What the task requires: Give the material again in full, matching it exactly.

Data entries:
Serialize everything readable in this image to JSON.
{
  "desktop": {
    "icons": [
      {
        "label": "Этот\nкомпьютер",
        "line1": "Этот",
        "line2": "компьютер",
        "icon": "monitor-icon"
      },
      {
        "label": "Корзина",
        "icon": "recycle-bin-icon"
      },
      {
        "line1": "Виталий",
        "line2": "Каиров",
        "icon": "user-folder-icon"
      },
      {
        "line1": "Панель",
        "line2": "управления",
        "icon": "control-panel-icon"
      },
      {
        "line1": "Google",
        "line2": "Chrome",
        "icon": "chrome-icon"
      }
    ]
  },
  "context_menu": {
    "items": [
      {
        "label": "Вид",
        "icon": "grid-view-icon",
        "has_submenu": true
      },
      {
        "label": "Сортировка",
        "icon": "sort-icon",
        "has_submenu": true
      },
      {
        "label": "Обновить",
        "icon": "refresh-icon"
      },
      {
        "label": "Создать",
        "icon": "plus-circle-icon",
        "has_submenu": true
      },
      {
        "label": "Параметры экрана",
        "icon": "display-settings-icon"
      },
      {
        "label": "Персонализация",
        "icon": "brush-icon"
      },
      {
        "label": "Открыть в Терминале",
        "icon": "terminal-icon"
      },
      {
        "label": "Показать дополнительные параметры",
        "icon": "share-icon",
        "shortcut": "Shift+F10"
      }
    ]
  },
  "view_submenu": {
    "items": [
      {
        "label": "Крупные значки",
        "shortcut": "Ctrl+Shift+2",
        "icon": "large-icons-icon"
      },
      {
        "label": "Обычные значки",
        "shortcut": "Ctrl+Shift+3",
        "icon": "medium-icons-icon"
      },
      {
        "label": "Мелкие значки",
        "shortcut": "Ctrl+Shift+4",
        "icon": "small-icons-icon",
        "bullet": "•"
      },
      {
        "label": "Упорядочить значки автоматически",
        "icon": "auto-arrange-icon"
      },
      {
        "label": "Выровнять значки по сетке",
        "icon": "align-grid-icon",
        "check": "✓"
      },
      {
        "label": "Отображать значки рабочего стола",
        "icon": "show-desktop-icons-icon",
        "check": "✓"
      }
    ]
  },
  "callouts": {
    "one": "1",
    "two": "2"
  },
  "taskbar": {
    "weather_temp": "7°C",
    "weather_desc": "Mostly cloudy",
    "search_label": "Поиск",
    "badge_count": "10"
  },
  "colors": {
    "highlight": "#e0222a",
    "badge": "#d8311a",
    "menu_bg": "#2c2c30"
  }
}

Completed task:
Serialize everything readable in this image to JSON.
{
  "desktop": {
    "icons": [
      {
        "label": "Этот\nкомпьютер",
        "line1": "Этот",
        "line2": "компьютер",
        "icon": "monitor-icon"
      },
      {
        "label": "Корзина",
        "icon": "recycle-bin-icon"
      },
      {
        "line1": "Виталий",
        "line2": "Каиров",
        "icon": "user-folder-icon"
      },
      {
        "line1": "Панель",
        "line2": "управления",
        "icon": "control-panel-icon"
      },
      {
        "line1": "Google",
        "line2": "Chrome",
        "icon": "chrome-icon"
      }
    ]
  },
  "context_menu": {
    "items": [
      {
        "label": "Вид",
        "icon": "grid-view-icon",
        "has_submenu": true
      },
      {
        "label": "Сортировка",
        "icon": "sort-icon",
        "has_submenu": true
      },
      {
        "label": "Обновить",
        "icon": "refresh-icon"
      },
      {
        "label": "Создать",
        "icon": "plus-circle-icon",
        "has_submenu": true
      },
      {
        "label": "Параметры экрана",
        "icon": "display-settings-icon"
      },
      {
        "label": "Персонализация",
        "icon": "brush-icon"
      },
      {
        "label": "Открыть в Терминале",
        "icon": "terminal-icon"
      },
      {
        "label": "Показать дополнительные параметры",
        "icon": "share-icon",
        "shortcut": "Shift+F10"
      }
    ]
  },
  "view_submenu": {
    "items": [
      {
        "label": "Крупные значки",
        "shortcut": "Ctrl+Shift+2",
        "icon": "large-icons-icon"
      },
      {
        "label": "Обычные значки",
        "shortcut": "Ctrl+Shift+3",
        "icon": "medium-icons-icon"
      },
      {
        "label": "Мелкие значки",
        "shortcut": "Ctrl+Shift+4",
        "icon": "small-icons-icon",
        "bullet": "•"
      },
      {
        "label": "Упорядочить значки автоматически",
        "icon": "auto-arrange-icon"
      },
      {
        "label": "Выровнять значки по сетке",
        "icon": "align-grid-icon",
        "check": "✓"
      },
      {
        "label": "Отображать значки рабочего стола",
        "icon": "show-desktop-icons-icon",
        "check": "✓"
      }
    ]
  },
  "callouts": {
    "one": "1",
    "two": "2"
  },
  "taskbar": {
    "weather_temp": "7°C",
    "weather_desc": "Mostly cloudy",
    "search_label": "Поиск",
    "badge_count": "10"
  },
  "colors": {
    "highlight": "#e0222a",
    "badge": "#d8311a",
    "menu_bg": "#2c2c30"
  }
}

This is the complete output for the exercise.